TASK DESCRIPTION – Look through the lines below and extract any with the word "color".

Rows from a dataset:
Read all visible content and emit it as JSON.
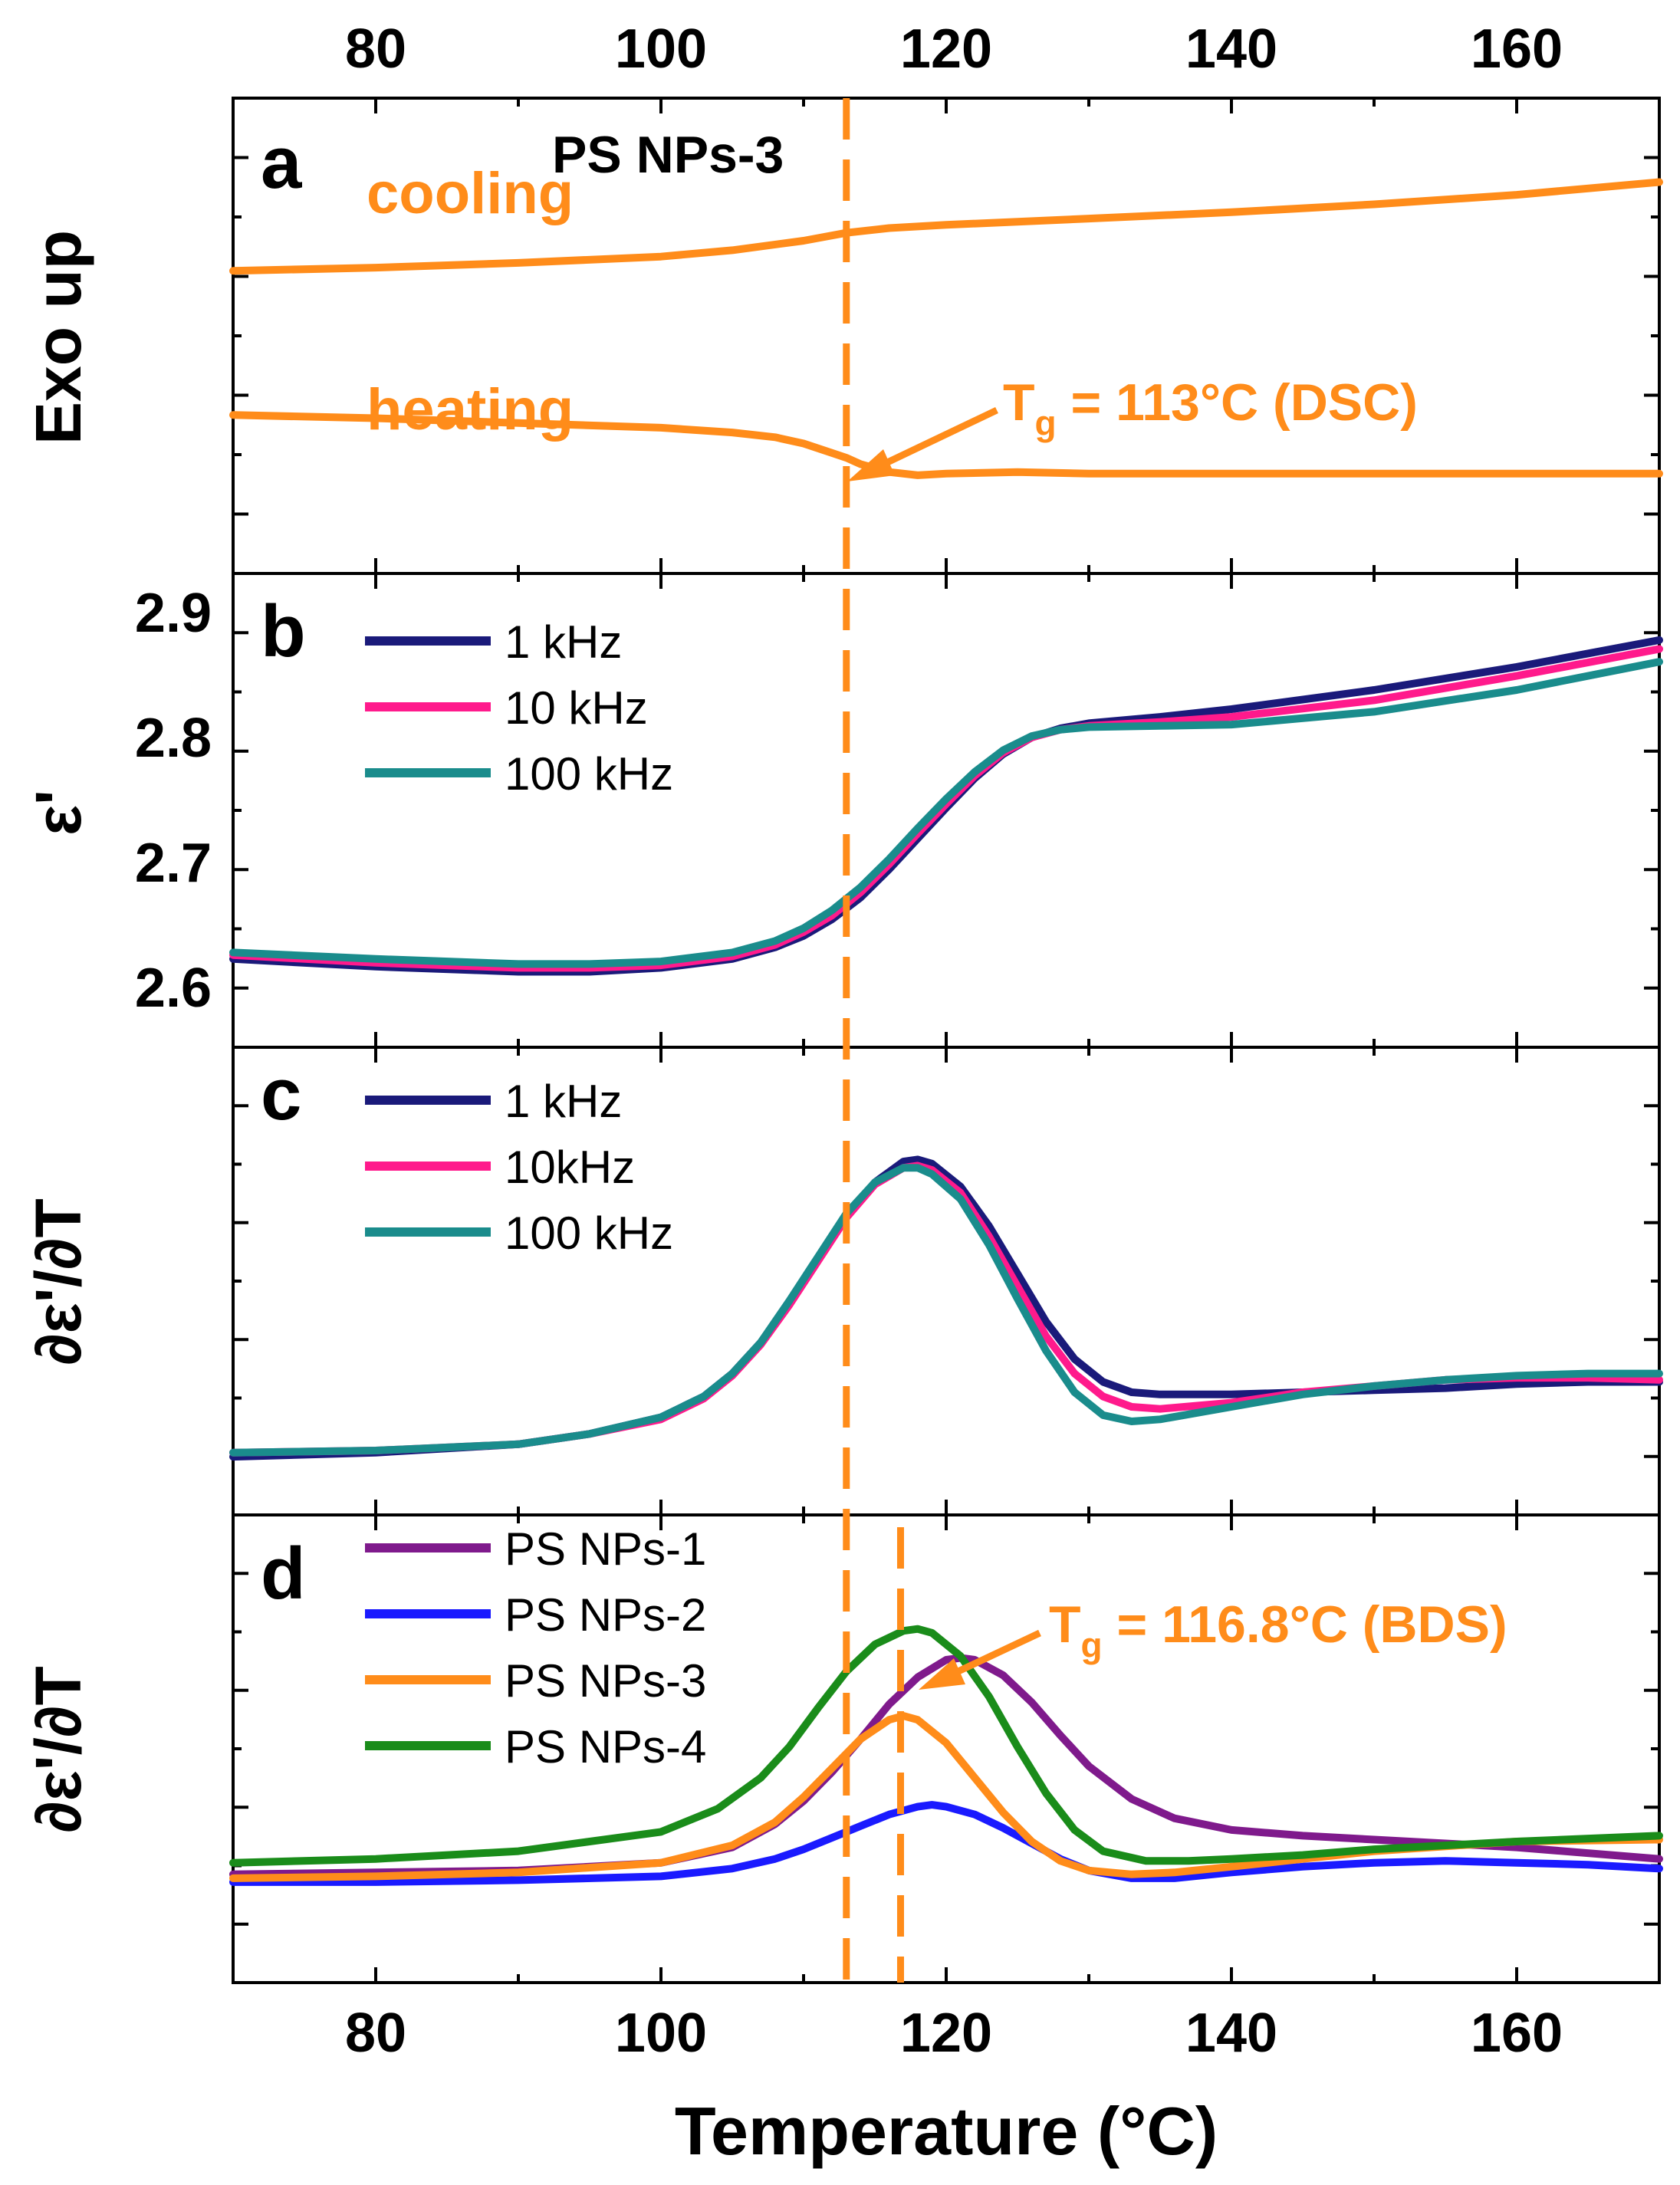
{
  "chart_data": [
    {
      "type": "line",
      "panel": "a",
      "ylabel": "Exo up",
      "xlim": [
        70,
        170
      ],
      "top_tick_labels": [
        "80",
        "100",
        "120",
        "140",
        "160"
      ],
      "title": "PS NPs-3",
      "color": "#ff8c1a",
      "series": [
        {
          "name": "cooling",
          "x": [
            70,
            80,
            90,
            100,
            105,
            110,
            113,
            116,
            120,
            130,
            140,
            150,
            160,
            170
          ],
          "y": [
            0.36,
            0.38,
            0.41,
            0.45,
            0.49,
            0.55,
            0.6,
            0.63,
            0.65,
            0.69,
            0.73,
            0.78,
            0.84,
            0.92
          ]
        },
        {
          "name": "heating",
          "x": [
            70,
            80,
            90,
            100,
            105,
            108,
            110,
            112,
            113,
            114,
            116,
            118,
            120,
            125,
            130,
            140,
            150,
            160,
            170
          ],
          "y": [
            -0.55,
            -0.57,
            -0.6,
            -0.63,
            -0.66,
            -0.69,
            -0.73,
            -0.79,
            -0.82,
            -0.86,
            -0.91,
            -0.93,
            -0.92,
            -0.91,
            -0.92,
            -0.92,
            -0.92,
            -0.92,
            -0.92
          ]
        }
      ],
      "annotation": {
        "text": "T",
        "subscript": "g",
        "suffix": " = 113°C (DSC)"
      }
    },
    {
      "type": "line",
      "panel": "b",
      "ylabel": "ε'",
      "xlim": [
        70,
        170
      ],
      "ylim": [
        2.555,
        2.925
      ],
      "yticks": [
        2.6,
        2.7,
        2.8,
        2.9
      ],
      "ytick_labels": [
        "2.6",
        "2.7",
        "2.8",
        "2.9"
      ],
      "series": [
        {
          "name": "1 kHz",
          "color": "#1a1a7a",
          "x": [
            70,
            80,
            90,
            95,
            100,
            105,
            108,
            110,
            112,
            114,
            116,
            118,
            120,
            122,
            124,
            126,
            128,
            130,
            135,
            140,
            150,
            160,
            170
          ],
          "y": [
            2.624,
            2.618,
            2.614,
            2.614,
            2.617,
            2.624,
            2.633,
            2.642,
            2.655,
            2.672,
            2.694,
            2.718,
            2.742,
            2.765,
            2.784,
            2.797,
            2.804,
            2.808,
            2.813,
            2.819,
            2.834,
            2.852,
            2.873
          ]
        },
        {
          "name": "10 kHz",
          "color": "#ff1a8c",
          "x": [
            70,
            80,
            90,
            95,
            100,
            105,
            108,
            110,
            112,
            114,
            116,
            118,
            120,
            122,
            124,
            126,
            128,
            130,
            135,
            140,
            150,
            160,
            170
          ],
          "y": [
            2.627,
            2.621,
            2.617,
            2.617,
            2.619,
            2.626,
            2.635,
            2.645,
            2.658,
            2.676,
            2.698,
            2.722,
            2.745,
            2.767,
            2.785,
            2.797,
            2.803,
            2.806,
            2.809,
            2.813,
            2.826,
            2.845,
            2.866
          ]
        },
        {
          "name": "100 kHz",
          "color": "#1a8c8c",
          "x": [
            70,
            80,
            90,
            95,
            100,
            105,
            108,
            110,
            112,
            114,
            116,
            118,
            120,
            122,
            124,
            126,
            128,
            130,
            135,
            140,
            150,
            160,
            170
          ],
          "y": [
            2.629,
            2.624,
            2.62,
            2.62,
            2.622,
            2.629,
            2.638,
            2.648,
            2.662,
            2.68,
            2.702,
            2.726,
            2.749,
            2.77,
            2.787,
            2.798,
            2.803,
            2.805,
            2.806,
            2.807,
            2.817,
            2.834,
            2.856
          ]
        }
      ]
    },
    {
      "type": "line",
      "panel": "c",
      "ylabel": "∂ε'/∂T",
      "xlim": [
        70,
        170
      ],
      "series": [
        {
          "name": "1 kHz",
          "color": "#1a1a7a",
          "x": [
            70,
            80,
            90,
            95,
            100,
            103,
            105,
            107,
            109,
            111,
            113,
            115,
            117,
            118,
            119,
            121,
            123,
            125,
            127,
            129,
            131,
            133,
            135,
            140,
            145,
            150,
            155,
            160,
            165,
            170
          ],
          "y": [
            0.03,
            0.05,
            0.09,
            0.14,
            0.22,
            0.32,
            0.43,
            0.58,
            0.77,
            0.98,
            1.19,
            1.35,
            1.45,
            1.46,
            1.44,
            1.33,
            1.14,
            0.91,
            0.68,
            0.5,
            0.39,
            0.34,
            0.33,
            0.33,
            0.34,
            0.35,
            0.36,
            0.38,
            0.39,
            0.39
          ]
        },
        {
          "name": "10kHz",
          "color": "#ff1a8c",
          "x": [
            70,
            80,
            90,
            95,
            100,
            103,
            105,
            107,
            109,
            111,
            113,
            115,
            117,
            118,
            119,
            121,
            123,
            125,
            127,
            129,
            131,
            133,
            135,
            140,
            145,
            150,
            155,
            160,
            165,
            170
          ],
          "y": [
            0.05,
            0.06,
            0.09,
            0.14,
            0.21,
            0.31,
            0.42,
            0.57,
            0.76,
            0.97,
            1.18,
            1.34,
            1.42,
            1.43,
            1.41,
            1.3,
            1.09,
            0.85,
            0.61,
            0.43,
            0.32,
            0.27,
            0.26,
            0.29,
            0.34,
            0.37,
            0.4,
            0.41,
            0.41,
            0.4
          ]
        },
        {
          "name": "100 kHz",
          "color": "#1a8c8c",
          "x": [
            70,
            80,
            90,
            95,
            100,
            103,
            105,
            107,
            109,
            111,
            113,
            115,
            117,
            118,
            119,
            121,
            123,
            125,
            127,
            129,
            131,
            133,
            135,
            140,
            145,
            150,
            155,
            160,
            165,
            170
          ],
          "y": [
            0.05,
            0.06,
            0.09,
            0.14,
            0.22,
            0.32,
            0.43,
            0.58,
            0.78,
            0.99,
            1.2,
            1.35,
            1.42,
            1.42,
            1.39,
            1.27,
            1.05,
            0.79,
            0.54,
            0.34,
            0.23,
            0.2,
            0.21,
            0.27,
            0.33,
            0.37,
            0.4,
            0.42,
            0.43,
            0.43
          ]
        }
      ]
    },
    {
      "type": "line",
      "panel": "d",
      "ylabel": "∂ε'/∂T",
      "xlim": [
        70,
        170
      ],
      "xlabel": "Temperature (°C)",
      "xticks": [
        80,
        100,
        120,
        140,
        160
      ],
      "xtick_labels": [
        "80",
        "100",
        "120",
        "140",
        "160"
      ],
      "series": [
        {
          "name": "PS NPs-1",
          "color": "#7f1a8c",
          "x": [
            70,
            80,
            90,
            100,
            105,
            108,
            110,
            112,
            114,
            116,
            118,
            120,
            121,
            122,
            124,
            126,
            128,
            130,
            133,
            136,
            140,
            145,
            150,
            160,
            170
          ],
          "y": [
            0.06,
            0.07,
            0.08,
            0.12,
            0.2,
            0.32,
            0.44,
            0.59,
            0.76,
            0.94,
            1.08,
            1.17,
            1.18,
            1.17,
            1.09,
            0.95,
            0.78,
            0.62,
            0.45,
            0.35,
            0.29,
            0.26,
            0.24,
            0.2,
            0.14
          ]
        },
        {
          "name": "PS NPs-2",
          "color": "#1a1aff",
          "x": [
            70,
            80,
            90,
            100,
            105,
            108,
            110,
            112,
            114,
            116,
            118,
            119,
            120,
            122,
            124,
            126,
            128,
            130,
            133,
            136,
            140,
            145,
            150,
            155,
            160,
            165,
            170
          ],
          "y": [
            0.02,
            0.02,
            0.03,
            0.05,
            0.09,
            0.14,
            0.19,
            0.25,
            0.31,
            0.37,
            0.41,
            0.42,
            0.41,
            0.37,
            0.3,
            0.22,
            0.14,
            0.08,
            0.04,
            0.04,
            0.07,
            0.1,
            0.12,
            0.13,
            0.12,
            0.11,
            0.09
          ]
        },
        {
          "name": "PS NPs-3",
          "color": "#ff8c1a",
          "x": [
            70,
            80,
            90,
            100,
            105,
            108,
            110,
            112,
            114,
            116,
            117,
            118,
            120,
            122,
            124,
            126,
            128,
            130,
            133,
            136,
            140,
            145,
            150,
            160,
            170
          ],
          "y": [
            0.04,
            0.05,
            0.07,
            0.12,
            0.21,
            0.33,
            0.46,
            0.61,
            0.76,
            0.86,
            0.88,
            0.86,
            0.74,
            0.56,
            0.38,
            0.23,
            0.13,
            0.08,
            0.06,
            0.07,
            0.1,
            0.14,
            0.18,
            0.23,
            0.24
          ]
        },
        {
          "name": "PS NPs-4",
          "color": "#1a8c1a",
          "x": [
            70,
            80,
            90,
            100,
            104,
            107,
            109,
            111,
            113,
            115,
            117,
            118,
            119,
            121,
            123,
            125,
            127,
            129,
            131,
            134,
            137,
            140,
            145,
            150,
            160,
            170
          ],
          "y": [
            0.12,
            0.14,
            0.18,
            0.28,
            0.4,
            0.56,
            0.72,
            0.92,
            1.11,
            1.25,
            1.32,
            1.33,
            1.31,
            1.19,
            0.98,
            0.72,
            0.48,
            0.29,
            0.18,
            0.13,
            0.13,
            0.14,
            0.16,
            0.19,
            0.23,
            0.26
          ]
        }
      ],
      "annotation": {
        "text": "T",
        "subscript": "g",
        "suffix": " = 116.8°C (BDS)"
      }
    }
  ],
  "reference_lines": {
    "dsc_tg": 113,
    "bds_tg": 116.8,
    "color": "#ff8c1a"
  }
}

RESPONSE TO THE EXERCISE –
      "color": "#ff8c1a",
          "color": "#1a1a7a",
          "color": "#ff1a8c",
          "color": "#1a8c8c",
          "color": "#1a1a7a",
          "color": "#ff1a8c",
          "color": "#1a8c8c",
          "color": "#7f1a8c",
          "color": "#1a1aff",
          "color": "#ff8c1a",
          "color": "#1a8c1a",
    "color": "#ff8c1a"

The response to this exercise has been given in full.